**Source records:**
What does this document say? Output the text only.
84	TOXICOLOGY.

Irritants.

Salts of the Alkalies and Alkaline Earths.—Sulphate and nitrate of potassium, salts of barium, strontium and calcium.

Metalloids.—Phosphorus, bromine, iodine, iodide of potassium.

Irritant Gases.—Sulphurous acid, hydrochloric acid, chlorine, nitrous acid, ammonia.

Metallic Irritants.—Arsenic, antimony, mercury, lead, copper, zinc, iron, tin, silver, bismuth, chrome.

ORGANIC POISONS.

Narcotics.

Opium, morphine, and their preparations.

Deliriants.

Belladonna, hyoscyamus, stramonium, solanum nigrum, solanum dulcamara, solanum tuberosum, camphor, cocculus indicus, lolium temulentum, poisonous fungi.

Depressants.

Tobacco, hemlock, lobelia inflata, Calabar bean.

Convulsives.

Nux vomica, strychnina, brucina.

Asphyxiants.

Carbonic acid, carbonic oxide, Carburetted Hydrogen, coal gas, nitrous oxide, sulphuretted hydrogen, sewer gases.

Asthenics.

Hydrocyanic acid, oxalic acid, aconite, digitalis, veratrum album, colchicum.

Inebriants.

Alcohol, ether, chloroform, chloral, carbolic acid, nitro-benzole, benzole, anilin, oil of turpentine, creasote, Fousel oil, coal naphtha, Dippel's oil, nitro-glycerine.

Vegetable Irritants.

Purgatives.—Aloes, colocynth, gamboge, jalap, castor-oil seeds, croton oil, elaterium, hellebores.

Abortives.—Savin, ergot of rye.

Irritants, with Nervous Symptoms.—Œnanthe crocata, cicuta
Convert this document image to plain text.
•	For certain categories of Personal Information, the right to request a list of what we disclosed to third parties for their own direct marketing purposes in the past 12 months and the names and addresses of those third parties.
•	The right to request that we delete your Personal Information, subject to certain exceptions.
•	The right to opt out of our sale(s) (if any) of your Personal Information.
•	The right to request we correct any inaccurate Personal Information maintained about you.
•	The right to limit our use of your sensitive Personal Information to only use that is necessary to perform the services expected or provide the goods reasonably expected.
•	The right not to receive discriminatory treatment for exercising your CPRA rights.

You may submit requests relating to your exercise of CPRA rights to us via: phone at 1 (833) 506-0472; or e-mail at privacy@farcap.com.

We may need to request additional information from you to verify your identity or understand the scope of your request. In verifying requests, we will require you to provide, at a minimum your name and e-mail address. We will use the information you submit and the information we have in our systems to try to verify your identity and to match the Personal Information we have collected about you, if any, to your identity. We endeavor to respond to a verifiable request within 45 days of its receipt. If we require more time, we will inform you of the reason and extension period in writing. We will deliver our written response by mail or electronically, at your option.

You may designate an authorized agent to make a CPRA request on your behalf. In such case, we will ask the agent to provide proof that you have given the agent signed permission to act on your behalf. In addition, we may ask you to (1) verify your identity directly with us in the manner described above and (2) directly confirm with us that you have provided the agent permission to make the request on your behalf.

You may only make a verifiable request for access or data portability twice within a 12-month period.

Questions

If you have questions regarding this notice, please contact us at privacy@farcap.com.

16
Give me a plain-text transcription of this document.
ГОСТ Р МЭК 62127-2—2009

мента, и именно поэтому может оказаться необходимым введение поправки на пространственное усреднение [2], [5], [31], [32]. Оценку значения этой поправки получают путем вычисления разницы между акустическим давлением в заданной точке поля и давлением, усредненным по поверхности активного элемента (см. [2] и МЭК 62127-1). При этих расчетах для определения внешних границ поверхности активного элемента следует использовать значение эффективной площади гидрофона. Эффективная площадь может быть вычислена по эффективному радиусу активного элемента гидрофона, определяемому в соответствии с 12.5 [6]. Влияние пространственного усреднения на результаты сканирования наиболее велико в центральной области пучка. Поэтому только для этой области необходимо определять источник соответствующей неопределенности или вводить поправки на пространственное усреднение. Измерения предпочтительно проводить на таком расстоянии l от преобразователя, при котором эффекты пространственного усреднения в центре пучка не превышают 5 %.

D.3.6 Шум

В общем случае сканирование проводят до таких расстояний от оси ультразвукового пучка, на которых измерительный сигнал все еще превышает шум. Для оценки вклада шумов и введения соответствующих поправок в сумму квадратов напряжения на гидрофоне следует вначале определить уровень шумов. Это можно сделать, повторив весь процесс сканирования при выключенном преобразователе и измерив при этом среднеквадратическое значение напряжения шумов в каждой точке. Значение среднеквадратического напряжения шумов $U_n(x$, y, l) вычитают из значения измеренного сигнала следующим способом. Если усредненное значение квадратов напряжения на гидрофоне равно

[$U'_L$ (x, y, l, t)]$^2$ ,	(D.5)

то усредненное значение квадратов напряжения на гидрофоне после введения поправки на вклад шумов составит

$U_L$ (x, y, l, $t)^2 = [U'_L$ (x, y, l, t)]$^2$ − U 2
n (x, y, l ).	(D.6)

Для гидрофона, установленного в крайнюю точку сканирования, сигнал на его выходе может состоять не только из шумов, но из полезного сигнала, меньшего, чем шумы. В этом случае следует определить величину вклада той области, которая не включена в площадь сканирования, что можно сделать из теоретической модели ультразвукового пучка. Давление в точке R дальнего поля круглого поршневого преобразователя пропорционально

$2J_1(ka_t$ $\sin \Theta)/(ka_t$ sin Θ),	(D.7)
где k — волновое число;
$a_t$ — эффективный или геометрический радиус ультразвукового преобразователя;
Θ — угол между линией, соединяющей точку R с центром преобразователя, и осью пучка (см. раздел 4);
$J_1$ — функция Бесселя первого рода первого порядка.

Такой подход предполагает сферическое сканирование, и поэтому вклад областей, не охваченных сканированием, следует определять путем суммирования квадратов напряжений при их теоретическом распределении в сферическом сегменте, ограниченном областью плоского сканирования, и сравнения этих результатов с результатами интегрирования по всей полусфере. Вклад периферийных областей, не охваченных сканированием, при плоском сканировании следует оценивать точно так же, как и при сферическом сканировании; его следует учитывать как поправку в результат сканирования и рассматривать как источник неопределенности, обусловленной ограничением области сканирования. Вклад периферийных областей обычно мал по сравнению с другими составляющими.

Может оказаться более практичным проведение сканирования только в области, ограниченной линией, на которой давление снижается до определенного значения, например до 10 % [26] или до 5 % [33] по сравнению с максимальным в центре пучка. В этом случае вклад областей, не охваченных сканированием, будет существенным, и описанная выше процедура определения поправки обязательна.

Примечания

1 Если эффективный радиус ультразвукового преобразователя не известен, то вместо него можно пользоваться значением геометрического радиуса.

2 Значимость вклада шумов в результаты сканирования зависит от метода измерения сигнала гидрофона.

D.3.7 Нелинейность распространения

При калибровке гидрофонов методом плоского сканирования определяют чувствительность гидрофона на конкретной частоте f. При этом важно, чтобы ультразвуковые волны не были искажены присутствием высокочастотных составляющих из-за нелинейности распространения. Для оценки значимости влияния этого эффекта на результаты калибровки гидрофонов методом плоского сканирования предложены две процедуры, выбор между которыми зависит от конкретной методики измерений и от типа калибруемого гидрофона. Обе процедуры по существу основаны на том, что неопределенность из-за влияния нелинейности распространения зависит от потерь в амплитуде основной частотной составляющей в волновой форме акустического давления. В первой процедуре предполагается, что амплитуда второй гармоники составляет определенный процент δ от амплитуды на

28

**Task description:**
Each line above that includes "acid" should be shown.

**Expected output:**
Irritant Gases.—Sulphurous acid, hydrochloric acid, chlorine, nitrous acid, ammonia.
Carbonic acid, carbonic oxide, Carburetted Hydrogen, coal gas, nitrous oxide, sulphuretted hydrogen, sewer gases.
Hydrocyanic acid, oxalic acid, aconite, digitalis, veratrum album, colchicum.
Alcohol, ether, chloroform, chloral, carbolic acid, nitro-benzole, benzole, anilin, oil of turpentine, creasote, Fousel oil, coal naphtha, Dippel's oil, nitro-glycerine.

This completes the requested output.